## Task input
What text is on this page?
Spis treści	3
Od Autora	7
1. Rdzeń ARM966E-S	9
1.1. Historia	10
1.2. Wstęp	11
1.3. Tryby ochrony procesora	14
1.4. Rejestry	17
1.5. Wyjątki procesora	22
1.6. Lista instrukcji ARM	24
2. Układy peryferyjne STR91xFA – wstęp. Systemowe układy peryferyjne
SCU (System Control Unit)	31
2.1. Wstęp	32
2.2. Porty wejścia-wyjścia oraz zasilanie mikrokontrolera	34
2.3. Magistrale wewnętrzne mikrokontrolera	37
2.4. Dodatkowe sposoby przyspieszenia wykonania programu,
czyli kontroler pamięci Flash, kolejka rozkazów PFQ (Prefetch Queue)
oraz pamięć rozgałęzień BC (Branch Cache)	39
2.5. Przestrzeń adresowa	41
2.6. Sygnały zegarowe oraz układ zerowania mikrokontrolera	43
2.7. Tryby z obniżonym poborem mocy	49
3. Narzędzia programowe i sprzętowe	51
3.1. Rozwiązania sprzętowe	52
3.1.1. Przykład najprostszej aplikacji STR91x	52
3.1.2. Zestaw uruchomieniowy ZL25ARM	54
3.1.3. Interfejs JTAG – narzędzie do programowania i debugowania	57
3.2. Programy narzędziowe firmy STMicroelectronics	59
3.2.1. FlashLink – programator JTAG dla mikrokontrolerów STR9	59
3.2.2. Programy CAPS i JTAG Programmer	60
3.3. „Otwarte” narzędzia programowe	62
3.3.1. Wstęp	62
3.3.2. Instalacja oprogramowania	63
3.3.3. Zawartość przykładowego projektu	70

## Request
Copy each line that holds the word "Programy".

## Correct output
3.2. Programy narzędziowe firmy STMicroelectronics	59
3.2.2. Programy CAPS i JTAG Programmer	60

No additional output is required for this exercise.